### DATA FOR THIS TASK
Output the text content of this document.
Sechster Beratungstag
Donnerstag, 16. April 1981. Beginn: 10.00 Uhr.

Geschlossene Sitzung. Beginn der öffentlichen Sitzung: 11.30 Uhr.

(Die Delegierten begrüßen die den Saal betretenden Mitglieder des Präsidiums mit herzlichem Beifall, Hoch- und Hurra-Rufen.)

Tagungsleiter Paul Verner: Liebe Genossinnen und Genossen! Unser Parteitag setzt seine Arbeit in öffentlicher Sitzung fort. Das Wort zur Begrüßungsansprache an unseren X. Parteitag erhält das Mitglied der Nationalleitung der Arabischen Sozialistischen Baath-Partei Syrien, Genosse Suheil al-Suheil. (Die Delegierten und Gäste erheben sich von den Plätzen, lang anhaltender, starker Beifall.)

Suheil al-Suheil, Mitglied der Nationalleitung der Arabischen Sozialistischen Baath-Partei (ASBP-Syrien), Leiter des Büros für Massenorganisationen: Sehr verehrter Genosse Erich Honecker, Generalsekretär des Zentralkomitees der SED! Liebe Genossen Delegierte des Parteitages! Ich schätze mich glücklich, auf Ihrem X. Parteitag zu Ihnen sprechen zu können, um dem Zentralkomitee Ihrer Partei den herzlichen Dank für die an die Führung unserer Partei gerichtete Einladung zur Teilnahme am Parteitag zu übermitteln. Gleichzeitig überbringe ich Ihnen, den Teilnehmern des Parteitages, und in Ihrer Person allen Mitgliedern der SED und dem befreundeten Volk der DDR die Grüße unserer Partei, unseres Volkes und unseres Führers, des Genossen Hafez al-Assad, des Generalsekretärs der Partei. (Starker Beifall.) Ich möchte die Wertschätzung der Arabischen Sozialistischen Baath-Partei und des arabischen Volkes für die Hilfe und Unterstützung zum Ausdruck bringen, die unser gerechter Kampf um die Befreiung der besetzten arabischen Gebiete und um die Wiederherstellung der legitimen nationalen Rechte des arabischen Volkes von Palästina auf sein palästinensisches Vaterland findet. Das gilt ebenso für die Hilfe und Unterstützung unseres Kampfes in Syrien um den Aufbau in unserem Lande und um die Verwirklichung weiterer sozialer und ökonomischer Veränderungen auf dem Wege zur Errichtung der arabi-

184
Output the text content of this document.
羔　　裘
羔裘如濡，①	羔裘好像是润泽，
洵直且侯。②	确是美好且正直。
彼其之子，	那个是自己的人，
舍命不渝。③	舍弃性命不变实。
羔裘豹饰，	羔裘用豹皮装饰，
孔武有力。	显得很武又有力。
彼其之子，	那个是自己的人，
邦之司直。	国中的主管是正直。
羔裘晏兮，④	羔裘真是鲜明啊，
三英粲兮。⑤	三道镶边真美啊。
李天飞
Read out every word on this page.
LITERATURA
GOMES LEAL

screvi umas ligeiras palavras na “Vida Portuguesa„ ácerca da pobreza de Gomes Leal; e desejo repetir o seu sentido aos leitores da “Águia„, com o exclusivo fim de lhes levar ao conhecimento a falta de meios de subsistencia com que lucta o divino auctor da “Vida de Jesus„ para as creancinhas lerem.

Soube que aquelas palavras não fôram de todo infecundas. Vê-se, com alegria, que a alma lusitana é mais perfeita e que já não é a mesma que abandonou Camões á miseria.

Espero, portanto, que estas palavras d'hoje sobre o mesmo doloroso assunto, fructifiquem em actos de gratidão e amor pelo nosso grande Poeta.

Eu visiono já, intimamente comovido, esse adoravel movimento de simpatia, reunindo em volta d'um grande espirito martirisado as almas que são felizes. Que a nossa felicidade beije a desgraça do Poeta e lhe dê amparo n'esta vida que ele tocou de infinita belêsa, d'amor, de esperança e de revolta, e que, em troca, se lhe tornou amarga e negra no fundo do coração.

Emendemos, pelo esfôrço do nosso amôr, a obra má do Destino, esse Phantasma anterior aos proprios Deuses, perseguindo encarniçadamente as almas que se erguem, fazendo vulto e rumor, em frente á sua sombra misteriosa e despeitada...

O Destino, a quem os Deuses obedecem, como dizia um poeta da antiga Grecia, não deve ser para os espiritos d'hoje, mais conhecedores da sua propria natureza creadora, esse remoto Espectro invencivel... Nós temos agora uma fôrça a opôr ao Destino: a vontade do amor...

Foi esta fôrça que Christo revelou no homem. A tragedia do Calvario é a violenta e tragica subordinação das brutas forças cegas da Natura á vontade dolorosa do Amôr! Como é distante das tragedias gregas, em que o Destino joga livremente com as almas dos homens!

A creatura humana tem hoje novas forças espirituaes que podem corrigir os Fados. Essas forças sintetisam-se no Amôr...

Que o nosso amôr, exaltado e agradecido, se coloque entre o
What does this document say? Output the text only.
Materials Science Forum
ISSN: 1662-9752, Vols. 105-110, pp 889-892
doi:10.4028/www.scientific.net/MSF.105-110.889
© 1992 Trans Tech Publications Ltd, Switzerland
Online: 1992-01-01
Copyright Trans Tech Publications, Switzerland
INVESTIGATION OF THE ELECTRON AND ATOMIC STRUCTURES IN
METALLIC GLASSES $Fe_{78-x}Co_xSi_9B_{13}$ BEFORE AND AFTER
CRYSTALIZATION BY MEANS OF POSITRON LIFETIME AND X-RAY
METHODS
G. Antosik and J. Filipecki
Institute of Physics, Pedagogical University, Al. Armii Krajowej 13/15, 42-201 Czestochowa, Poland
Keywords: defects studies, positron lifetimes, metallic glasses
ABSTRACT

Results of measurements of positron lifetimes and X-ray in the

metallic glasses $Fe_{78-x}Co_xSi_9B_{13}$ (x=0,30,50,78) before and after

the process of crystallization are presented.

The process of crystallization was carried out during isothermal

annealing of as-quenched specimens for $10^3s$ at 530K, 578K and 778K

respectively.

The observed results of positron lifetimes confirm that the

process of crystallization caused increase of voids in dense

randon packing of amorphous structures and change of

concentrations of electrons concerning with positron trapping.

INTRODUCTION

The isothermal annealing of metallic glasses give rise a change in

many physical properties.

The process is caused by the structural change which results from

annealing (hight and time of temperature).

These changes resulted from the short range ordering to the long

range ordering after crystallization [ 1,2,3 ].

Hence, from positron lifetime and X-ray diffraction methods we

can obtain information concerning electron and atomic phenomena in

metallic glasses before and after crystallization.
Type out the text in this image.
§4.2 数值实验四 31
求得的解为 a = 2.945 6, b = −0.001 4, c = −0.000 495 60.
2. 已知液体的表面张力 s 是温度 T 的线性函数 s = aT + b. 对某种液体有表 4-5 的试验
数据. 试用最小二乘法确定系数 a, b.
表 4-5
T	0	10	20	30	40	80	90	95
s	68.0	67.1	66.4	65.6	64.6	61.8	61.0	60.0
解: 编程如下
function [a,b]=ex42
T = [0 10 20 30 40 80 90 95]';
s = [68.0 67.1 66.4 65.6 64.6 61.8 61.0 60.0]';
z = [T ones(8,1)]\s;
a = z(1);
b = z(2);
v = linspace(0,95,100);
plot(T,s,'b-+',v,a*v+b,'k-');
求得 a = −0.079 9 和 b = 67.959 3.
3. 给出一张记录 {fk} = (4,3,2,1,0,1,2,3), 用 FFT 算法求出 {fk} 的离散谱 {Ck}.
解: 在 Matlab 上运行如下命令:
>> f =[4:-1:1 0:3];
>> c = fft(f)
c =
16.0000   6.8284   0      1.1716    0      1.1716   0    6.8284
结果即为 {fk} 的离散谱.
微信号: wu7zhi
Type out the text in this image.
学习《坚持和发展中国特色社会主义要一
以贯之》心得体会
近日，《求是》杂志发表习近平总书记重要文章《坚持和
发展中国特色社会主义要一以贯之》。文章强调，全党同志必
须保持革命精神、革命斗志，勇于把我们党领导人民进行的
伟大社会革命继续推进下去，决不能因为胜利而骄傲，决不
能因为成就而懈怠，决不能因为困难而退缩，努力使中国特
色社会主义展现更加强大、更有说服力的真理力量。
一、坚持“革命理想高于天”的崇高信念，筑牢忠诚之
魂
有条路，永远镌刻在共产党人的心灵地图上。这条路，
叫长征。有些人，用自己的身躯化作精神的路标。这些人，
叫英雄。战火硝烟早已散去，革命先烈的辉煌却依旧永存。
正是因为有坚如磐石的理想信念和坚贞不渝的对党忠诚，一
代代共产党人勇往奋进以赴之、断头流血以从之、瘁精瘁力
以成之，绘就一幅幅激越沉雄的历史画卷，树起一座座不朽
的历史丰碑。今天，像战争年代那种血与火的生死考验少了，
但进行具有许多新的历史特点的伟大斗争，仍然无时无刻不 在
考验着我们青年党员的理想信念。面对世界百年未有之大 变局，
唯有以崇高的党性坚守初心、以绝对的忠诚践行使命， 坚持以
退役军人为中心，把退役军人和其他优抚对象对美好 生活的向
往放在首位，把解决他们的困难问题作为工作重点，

### YOUR GOAL
Locate the lines above that hold the word "forças". Show every one of them.

### OUTPUT FOR THIS EXERCISE
Foi esta fôrça que Christo revelou no homem. A tragedia do Calvario é a violenta e tragica subordinação das brutas forças cegas da Natura á vontade dolorosa do Amôr! Como é distante das tragedias gregas, em que o Destino joga livremente com as almas dos homens!
A creatura humana tem hoje novas forças espirituaes que podem corrigir os Fados. Essas forças sintetisam-se no Amôr...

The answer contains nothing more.